-- begin --

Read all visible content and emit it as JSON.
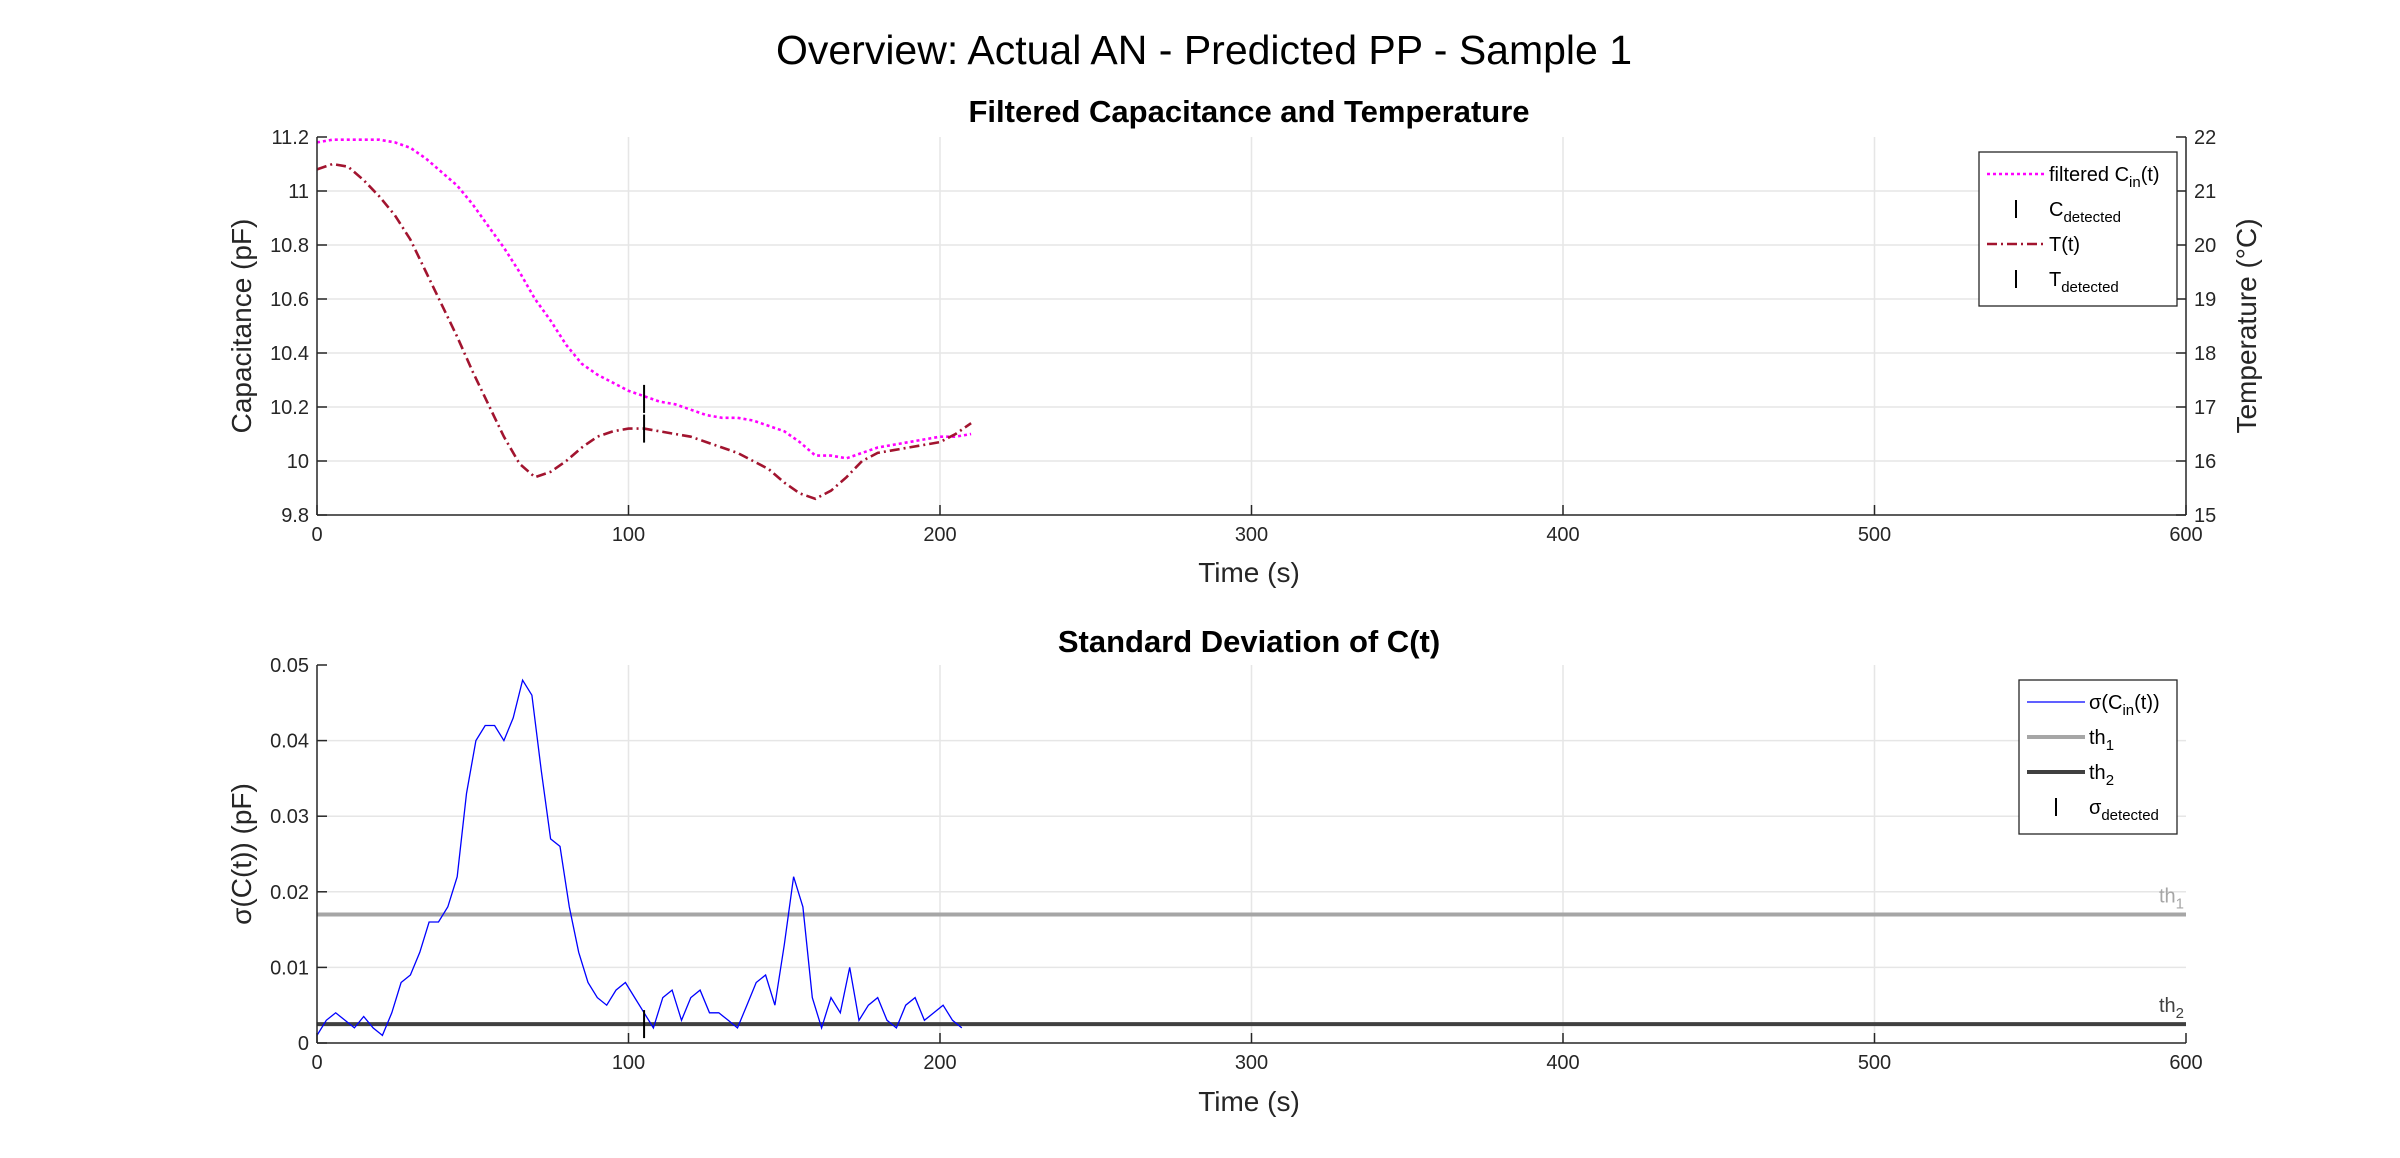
{
  "figure": {
    "title": "Overview: Actual AN - Predicted PP - Sample 1"
  },
  "chart_data": [
    {
      "type": "line",
      "title": "Filtered Capacitance and Temperature",
      "xlabel": "Time (s)",
      "ylabel": "Capacitance (pF)",
      "ylabel_right": "Temperature (°C)",
      "xlim": [
        0,
        600
      ],
      "ylim": [
        9.8,
        11.2
      ],
      "ylim_right": [
        15,
        22
      ],
      "xticks": [
        "0",
        "100",
        "200",
        "300",
        "400",
        "500",
        "600"
      ],
      "yticks": [
        "9.8",
        "10",
        "10.2",
        "10.4",
        "10.6",
        "10.8",
        "11",
        "11.2"
      ],
      "yticks_right": [
        "15",
        "16",
        "17",
        "18",
        "19",
        "20",
        "21",
        "22"
      ],
      "grid": true,
      "legend_position": "top-right",
      "legend": [
        {
          "main": "filtered C",
          "sub": "in",
          "tail": "(t)",
          "style": "dotted",
          "color": "#ff00ff"
        },
        {
          "main": "C",
          "sub": "detected",
          "tail": "",
          "style": "marker",
          "color": "#000000"
        },
        {
          "main": "T(t)",
          "sub": "",
          "tail": "",
          "style": "dashdot",
          "color": "#a2142f"
        },
        {
          "main": "T",
          "sub": "detected",
          "tail": "",
          "style": "marker",
          "color": "#000000"
        }
      ],
      "series": [
        {
          "axis": "left",
          "color": "#ff00ff",
          "style": "dotted",
          "x": [
            0,
            5,
            10,
            15,
            20,
            25,
            30,
            35,
            40,
            45,
            50,
            55,
            60,
            65,
            70,
            75,
            80,
            85,
            90,
            95,
            100,
            105,
            110,
            115,
            120,
            125,
            130,
            135,
            140,
            145,
            150,
            155,
            160,
            165,
            170,
            175,
            180,
            185,
            190,
            195,
            200,
            205,
            210
          ],
          "y": [
            11.18,
            11.19,
            11.19,
            11.19,
            11.19,
            11.18,
            11.16,
            11.12,
            11.07,
            11.02,
            10.95,
            10.87,
            10.79,
            10.7,
            10.6,
            10.52,
            10.43,
            10.36,
            10.32,
            10.29,
            10.26,
            10.24,
            10.22,
            10.21,
            10.19,
            10.17,
            10.16,
            10.16,
            10.15,
            10.13,
            10.11,
            10.07,
            10.02,
            10.02,
            10.01,
            10.03,
            10.05,
            10.06,
            10.07,
            10.08,
            10.09,
            10.09,
            10.1
          ]
        },
        {
          "axis": "right",
          "color": "#a2142f",
          "style": "dashdot",
          "x": [
            0,
            5,
            10,
            15,
            20,
            25,
            30,
            35,
            40,
            45,
            50,
            55,
            60,
            65,
            70,
            75,
            80,
            85,
            90,
            95,
            100,
            105,
            110,
            115,
            120,
            125,
            130,
            135,
            140,
            145,
            150,
            155,
            160,
            165,
            170,
            175,
            180,
            185,
            190,
            195,
            200,
            205,
            210
          ],
          "y": [
            21.4,
            21.5,
            21.45,
            21.2,
            20.9,
            20.55,
            20.1,
            19.5,
            18.9,
            18.3,
            17.65,
            17.05,
            16.45,
            15.95,
            15.7,
            15.8,
            16.0,
            16.25,
            16.45,
            16.55,
            16.6,
            16.6,
            16.55,
            16.5,
            16.45,
            16.35,
            16.25,
            16.15,
            16.0,
            15.85,
            15.6,
            15.4,
            15.3,
            15.45,
            15.7,
            16.0,
            16.15,
            16.2,
            16.25,
            16.3,
            16.35,
            16.5,
            16.7
          ]
        }
      ],
      "markers": [
        {
          "x": 105,
          "y": 10.23,
          "axis": "left",
          "label": "C_detected"
        },
        {
          "x": 105,
          "y": 16.6,
          "axis": "right",
          "label": "T_detected"
        }
      ]
    },
    {
      "type": "line",
      "title": "Standard Deviation of C(t)",
      "xlabel": "Time (s)",
      "ylabel": "σ(C(t)) (pF)",
      "xlim": [
        0,
        600
      ],
      "ylim": [
        0,
        0.05
      ],
      "xticks": [
        "0",
        "100",
        "200",
        "300",
        "400",
        "500",
        "600"
      ],
      "yticks": [
        "0",
        "0.01",
        "0.02",
        "0.03",
        "0.04",
        "0.05"
      ],
      "grid": true,
      "legend_position": "top-right",
      "legend": [
        {
          "main": "σ(C",
          "sub": "in",
          "tail": "(t))",
          "style": "solid-thin",
          "color": "#0000ff"
        },
        {
          "main": "th",
          "sub": "1",
          "tail": "",
          "style": "solid-thick",
          "color": "#a6a6a6"
        },
        {
          "main": "th",
          "sub": "2",
          "tail": "",
          "style": "solid-thick",
          "color": "#404040"
        },
        {
          "main": "σ",
          "sub": "detected",
          "tail": "",
          "style": "marker",
          "color": "#000000"
        }
      ],
      "series": [
        {
          "color": "#0000ff",
          "style": "solid",
          "x": [
            0,
            3,
            6,
            9,
            12,
            15,
            18,
            21,
            24,
            27,
            30,
            33,
            36,
            39,
            42,
            45,
            48,
            51,
            54,
            57,
            60,
            63,
            66,
            69,
            72,
            75,
            78,
            81,
            84,
            87,
            90,
            93,
            96,
            99,
            102,
            105,
            108,
            111,
            114,
            117,
            120,
            123,
            126,
            129,
            132,
            135,
            138,
            141,
            144,
            147,
            150,
            153,
            156,
            159,
            162,
            165,
            168,
            171,
            174,
            177,
            180,
            183,
            186,
            189,
            192,
            195,
            198,
            201,
            204,
            207
          ],
          "y": [
            0.001,
            0.003,
            0.004,
            0.003,
            0.002,
            0.0035,
            0.002,
            0.001,
            0.004,
            0.008,
            0.009,
            0.012,
            0.016,
            0.016,
            0.018,
            0.022,
            0.033,
            0.04,
            0.042,
            0.042,
            0.04,
            0.043,
            0.048,
            0.046,
            0.036,
            0.027,
            0.026,
            0.018,
            0.012,
            0.008,
            0.006,
            0.005,
            0.007,
            0.008,
            0.006,
            0.004,
            0.002,
            0.006,
            0.007,
            0.003,
            0.006,
            0.007,
            0.004,
            0.004,
            0.003,
            0.002,
            0.005,
            0.008,
            0.009,
            0.005,
            0.013,
            0.022,
            0.018,
            0.006,
            0.002,
            0.006,
            0.004,
            0.01,
            0.003,
            0.005,
            0.006,
            0.003,
            0.002,
            0.005,
            0.006,
            0.003,
            0.004,
            0.005,
            0.003,
            0.002
          ]
        }
      ],
      "thresholds": [
        {
          "label": "th",
          "sub": "1",
          "y": 0.017,
          "color": "#a6a6a6"
        },
        {
          "label": "th",
          "sub": "2",
          "y": 0.0025,
          "color": "#404040"
        }
      ],
      "markers": [
        {
          "x": 105,
          "y": 0.0025,
          "label": "σ_detected"
        }
      ]
    }
  ]
}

-- end --

Pull out every line of the records that includes the string "main".

          "main": "filtered C",
          "main": "C",
          "main": "T(t)",
          "main": "T",
          "main": "σ(C",
          "main": "th",
          "main": "th",
          "main": "σ",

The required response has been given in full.